#### [INPUT]
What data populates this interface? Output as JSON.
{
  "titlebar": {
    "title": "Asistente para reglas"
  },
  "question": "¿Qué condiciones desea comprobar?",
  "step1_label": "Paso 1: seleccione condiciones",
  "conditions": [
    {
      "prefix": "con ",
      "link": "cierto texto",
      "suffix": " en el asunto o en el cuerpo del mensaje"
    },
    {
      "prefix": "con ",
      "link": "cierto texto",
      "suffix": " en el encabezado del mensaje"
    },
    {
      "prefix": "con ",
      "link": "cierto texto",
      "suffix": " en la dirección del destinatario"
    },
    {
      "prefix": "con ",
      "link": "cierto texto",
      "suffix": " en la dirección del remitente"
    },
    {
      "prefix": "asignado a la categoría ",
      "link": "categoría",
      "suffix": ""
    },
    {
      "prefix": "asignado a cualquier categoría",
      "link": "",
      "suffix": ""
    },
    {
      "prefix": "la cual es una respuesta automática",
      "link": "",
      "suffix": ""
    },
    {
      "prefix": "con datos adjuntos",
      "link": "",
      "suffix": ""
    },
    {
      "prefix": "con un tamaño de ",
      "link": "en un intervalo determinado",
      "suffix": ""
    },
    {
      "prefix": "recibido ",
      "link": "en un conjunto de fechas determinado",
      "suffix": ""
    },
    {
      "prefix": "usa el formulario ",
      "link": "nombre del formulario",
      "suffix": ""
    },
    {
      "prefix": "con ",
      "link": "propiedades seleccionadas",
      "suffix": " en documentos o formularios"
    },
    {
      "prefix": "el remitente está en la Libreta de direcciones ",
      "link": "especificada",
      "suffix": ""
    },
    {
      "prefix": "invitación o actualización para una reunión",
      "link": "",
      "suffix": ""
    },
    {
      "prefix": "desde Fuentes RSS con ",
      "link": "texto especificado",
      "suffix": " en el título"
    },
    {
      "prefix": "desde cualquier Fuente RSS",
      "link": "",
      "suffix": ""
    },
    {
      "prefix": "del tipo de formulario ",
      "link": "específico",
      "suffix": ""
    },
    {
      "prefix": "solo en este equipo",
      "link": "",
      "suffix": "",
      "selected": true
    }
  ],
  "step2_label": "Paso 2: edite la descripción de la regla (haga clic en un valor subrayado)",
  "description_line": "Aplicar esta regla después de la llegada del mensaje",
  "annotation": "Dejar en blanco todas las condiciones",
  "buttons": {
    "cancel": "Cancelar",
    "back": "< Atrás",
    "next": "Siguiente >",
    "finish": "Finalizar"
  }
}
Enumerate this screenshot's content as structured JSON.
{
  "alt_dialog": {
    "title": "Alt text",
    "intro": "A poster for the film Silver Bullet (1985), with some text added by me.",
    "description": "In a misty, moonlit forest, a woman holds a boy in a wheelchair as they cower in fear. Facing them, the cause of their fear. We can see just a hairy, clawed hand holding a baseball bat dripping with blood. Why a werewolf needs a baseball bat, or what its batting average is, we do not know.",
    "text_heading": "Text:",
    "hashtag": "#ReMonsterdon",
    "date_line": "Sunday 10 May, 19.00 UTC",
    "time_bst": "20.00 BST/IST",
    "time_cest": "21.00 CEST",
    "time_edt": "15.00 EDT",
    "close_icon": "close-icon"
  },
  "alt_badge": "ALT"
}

#### [GIVEN INSTRUCTION]
Identify each line containing the string "categoría" and copy it out.

#### [SOLVED PROBLEM]
      "prefix": "asignado a la categoría ",
      "link": "categoría",
      "prefix": "asignado a cualquier categoría",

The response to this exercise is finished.